- PROBLEM TO SOLVE
Reproduce all of the data below without alteration; exclude every picture.

# # # # #

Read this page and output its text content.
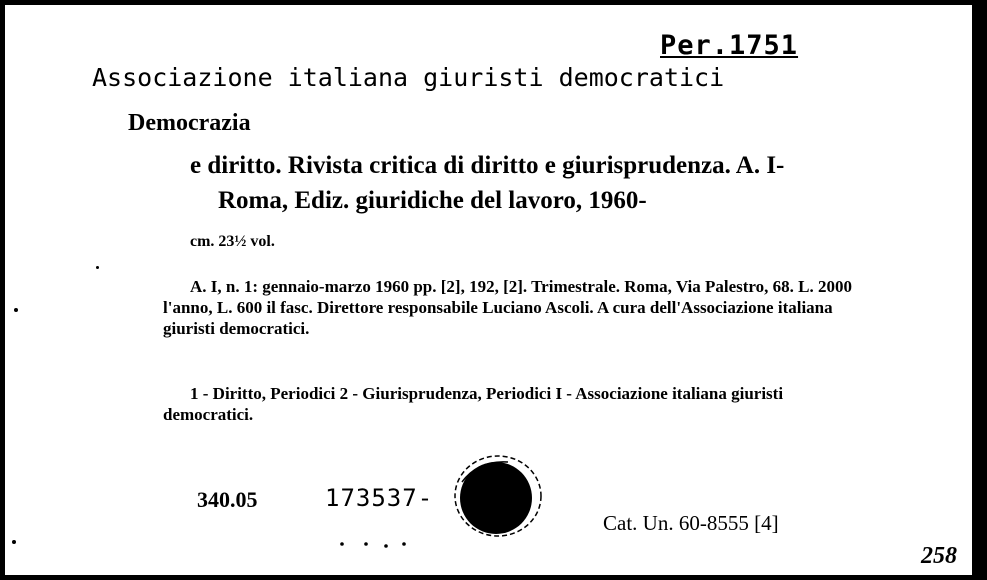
Per.1751
Associazione italiana giuristi democratici
Democrazia
e diritto. Rivista critica di diritto e giurisprudenza. A. I-
Roma, Ediz. giuridiche del lavoro, 1960-
cm. 23½ vol.
A. I, n. 1: gennaio-marzo 1960 pp. [2], 192, [2]. Trimestrale. Roma, Via Palestro, 68. L. 2000 l'anno, L. 600 il fasc. Direttore responsabile Luciano Ascoli. A cura dell'Associazione italiana giuristi democratici.
1 - Diritto, Periodici 2 - Giurisprudenza, Periodici I - Associazione italiana giuristi democratici.
340.05	173537-
Cat. Un. 60-8555 [4]
258
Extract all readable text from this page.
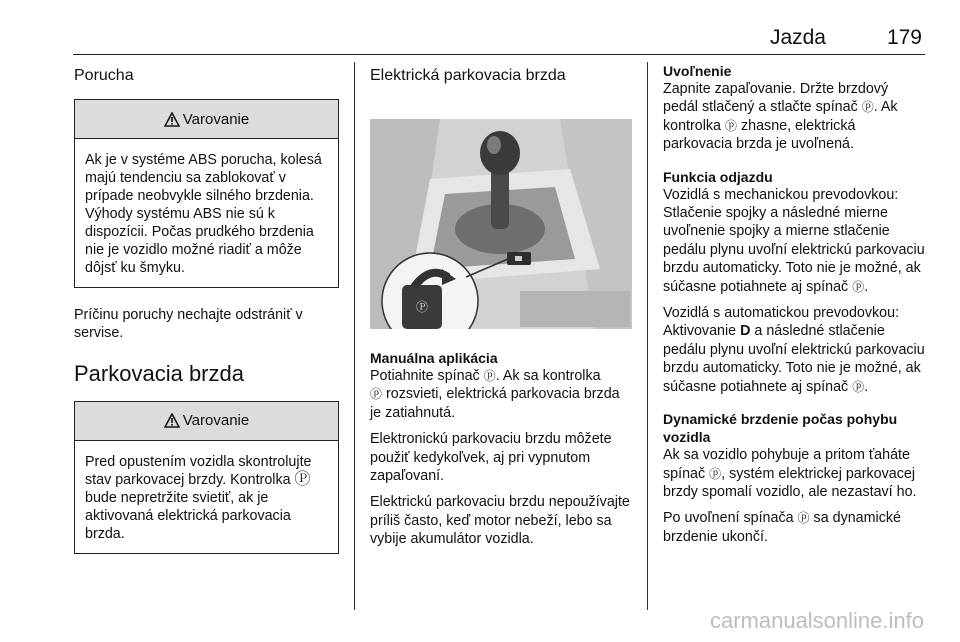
Jazda	179
Porucha
Varovanie
Ak je v systéme ABS porucha, kolesá majú tendenciu sa zablokovať v prípade neobvykle silného brzdenia. Výhody systému ABS nie sú k dispozícii. Počas prudkého brzdenia nie je vozidlo možné riadiť a môže dôjsť ku šmyku.

Príčinu poruchy nechajte odstrániť v servise.

Parkovacia brzda
Varovanie
Pred opustením vozidla skontrolujte stav parkovacej brzdy. Kontrolka Ⓟ bude nepretržite svietiť, ak je aktivovaná elektrická parkovacia brzda.
Elektrická parkovacia brzda
Ⓟ
Manuálna aplikácia

Potiahnite spínač ⓟ. Ak sa kontrolka
ⓟ rozsvieti, elektrická parkovacia brzda je zatiahnutá.

Elektronickú parkovaciu brzdu môžete použiť kedykoľvek, aj pri vypnutom zapaľovaní.

Elektrickú parkovaciu brzdu nepoužívajte príliš často, keď motor nebeží, lebo sa vybije akumulátor vozidla.

Uvoľnenie

Zapnite zapaľovanie. Držte brzdový pedál stlačený a stlačte spínač ⓟ. Ak kontrolka ⓟ zhasne, elektrická parkovacia brzda je uvoľnená.

Funkcia odjazdu

Vozidlá s mechanickou prevodovkou: Stlačenie spojky a následné mierne uvoľnenie spojky a mierne stlačenie pedálu plynu uvoľní elektrickú parkovaciu brzdu automaticky. Toto nie je možné, ak súčasne potiahnete aj spínač ⓟ.

Vozidlá s automatickou prevodovkou: Aktivovanie D a následné stlačenie pedálu plynu uvoľní elektrickú parkovaciu brzdu automaticky. Toto nie je možné, ak súčasne potiahnete aj spínač ⓟ.

Dynamické brzdenie počas pohybu vozidla

Ak sa vozidlo pohybuje a pritom ťaháte spínač ⓟ, systém elektrickej parkovacej brzdy spomalí vozidlo, ale nezastaví ho.

Po uvoľnení spínača ⓟ sa dynamické brzdenie ukončí.

carmanualsonline.info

# # # # #

- COMPLETE RESPONSE
Read this page and output its text content.
Per.1751
Associazione italiana giuristi democratici
Democrazia
e diritto. Rivista critica di diritto e giurisprudenza. A. I-
Roma, Ediz. giuridiche del lavoro, 1960-
cm. 23½ vol.
A. I, n. 1: gennaio-marzo 1960 pp. [2], 192, [2]. Trimestrale. Roma, Via Palestro, 68. L. 2000 l'anno, L. 600 il fasc. Direttore responsabile Luciano Ascoli. A cura dell'Associazione italiana giuristi democratici.
1 - Diritto, Periodici 2 - Giurisprudenza, Periodici I - Associazione italiana giuristi democratici.
340.05	173537-
Cat. Un. 60-8555 [4]
258
Extract all readable text from this page.
Jazda	179
Porucha
Varovanie
Ak je v systéme ABS porucha, kolesá majú tendenciu sa zablokovať v prípade neobvykle silného brzdenia. Výhody systému ABS nie sú k dispozícii. Počas prudkého brzdenia nie je vozidlo možné riadiť a môže dôjsť ku šmyku.

Príčinu poruchy nechajte odstrániť v servise.

Parkovacia brzda
Varovanie
Pred opustením vozidla skontrolujte stav parkovacej brzdy. Kontrolka Ⓟ bude nepretržite svietiť, ak je aktivovaná elektrická parkovacia brzda.
Elektrická parkovacia brzda
Ⓟ
Manuálna aplikácia

Potiahnite spínač ⓟ. Ak sa kontrolka
ⓟ rozsvieti, elektrická parkovacia brzda je zatiahnutá.

Elektronickú parkovaciu brzdu môžete použiť kedykoľvek, aj pri vypnutom zapaľovaní.

Elektrickú parkovaciu brzdu nepoužívajte príliš často, keď motor nebeží, lebo sa vybije akumulátor vozidla.

Uvoľnenie

Zapnite zapaľovanie. Držte brzdový pedál stlačený a stlačte spínač ⓟ. Ak kontrolka ⓟ zhasne, elektrická parkovacia brzda je uvoľnená.

Funkcia odjazdu

Vozidlá s mechanickou prevodovkou: Stlačenie spojky a následné mierne uvoľnenie spojky a mierne stlačenie pedálu plynu uvoľní elektrickú parkovaciu brzdu automaticky. Toto nie je možné, ak súčasne potiahnete aj spínač ⓟ.

Vozidlá s automatickou prevodovkou: Aktivovanie D a následné stlačenie pedálu plynu uvoľní elektrickú parkovaciu brzdu automaticky. Toto nie je možné, ak súčasne potiahnete aj spínač ⓟ.

Dynamické brzdenie počas pohybu vozidla

Ak sa vozidlo pohybuje a pritom ťaháte spínač ⓟ, systém elektrickej parkovacej brzdy spomalí vozidlo, ale nezastaví ho.

Po uvoľnení spínača ⓟ sa dynamické brzdenie ukončí.

carmanualsonline.info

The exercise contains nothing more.